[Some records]
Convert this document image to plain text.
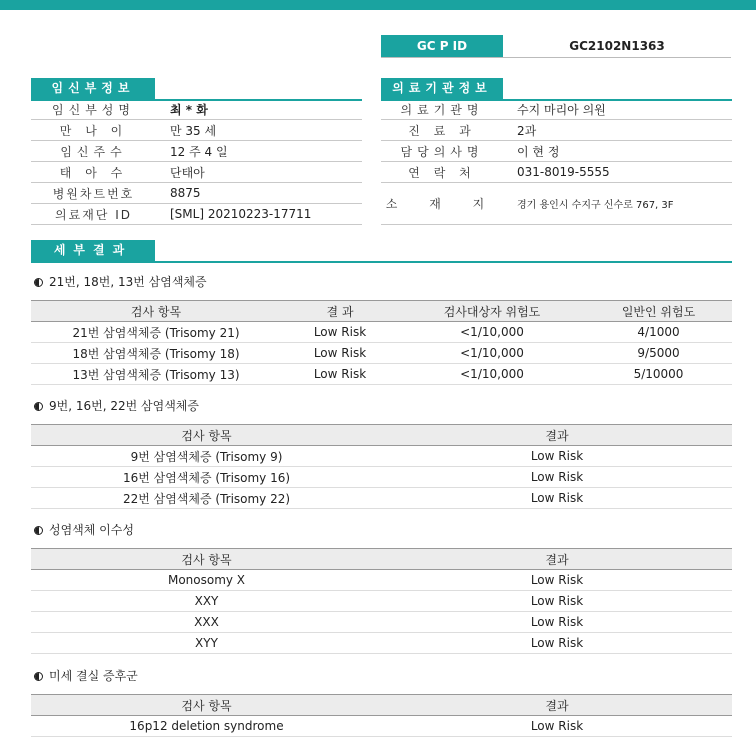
GC P ID	GC2102N1363
임신부정보	의료기관정보
임신부성명	최 * 화
만 나 이	만 35 세
임신주수	12 주 4 일
태 아 수	단태아
병원차트번호	8875
의료재단 ID	[SML] 20210223-17711
의료기관명	수지 마리아 의원
진 료 과	2과
담당의사명	이 현 정
연 락 처	031-8019-5555
소 재 지	경기 용인시 수지구 신수로 767, 3F
세부결과
21번, 18번, 13번 삼염색체증
검사 항목	결 과	검사대상자 위험도	일반인 위험도
21번 삼염색체증 (Trisomy 21)	Low Risk	<1/10,000	4/1000
18번 삼염색체증 (Trisomy 18)	Low Risk	<1/10,000	9/5000
13번 삼염색체증 (Trisomy 13)	Low Risk	<1/10,000	5/10000
9번, 16번, 22번 삼염색체증
검사 항목	결과
9번 삼염색체증 (Trisomy 9)	Low Risk
16번 삼염색체증 (Trisomy 16)	Low Risk
22번 삼염색체증 (Trisomy 22)	Low Risk
성염색체 이수성
검사 항목	결과
Monosomy X	Low Risk
XXY	Low Risk
XXX	Low Risk
XYY	Low Risk
미세 결실 증후군
검사 항목	결과
16p12 deletion syndrome	Low Risk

> _Written exercise_:
Go through the listing above and quote it exactly, apart from its images.

> _Task response_:
Convert this document image to plain text.
GC P ID	GC2102N1363
임신부정보	의료기관정보
임신부성명	최 * 화
만 나 이	만 35 세
임신주수	12 주 4 일
태 아 수	단태아
병원차트번호	8875
의료재단 ID	[SML] 20210223-17711
의료기관명	수지 마리아 의원
진 료 과	2과
담당의사명	이 현 정
연 락 처	031-8019-5555
소 재 지	경기 용인시 수지구 신수로 767, 3F
세부결과
21번, 18번, 13번 삼염색체증
검사 항목	결 과	검사대상자 위험도	일반인 위험도
21번 삼염색체증 (Trisomy 21)	Low Risk	<1/10,000	4/1000
18번 삼염색체증 (Trisomy 18)	Low Risk	<1/10,000	9/5000
13번 삼염색체증 (Trisomy 13)	Low Risk	<1/10,000	5/10000
9번, 16번, 22번 삼염색체증
검사 항목	결과
9번 삼염색체증 (Trisomy 9)	Low Risk
16번 삼염색체증 (Trisomy 16)	Low Risk
22번 삼염색체증 (Trisomy 22)	Low Risk
성염색체 이수성
검사 항목	결과
Monosomy X	Low Risk
XXY	Low Risk
XXX	Low Risk
XYY	Low Risk
미세 결실 증후군
검사 항목	결과
16p12 deletion syndrome	Low Risk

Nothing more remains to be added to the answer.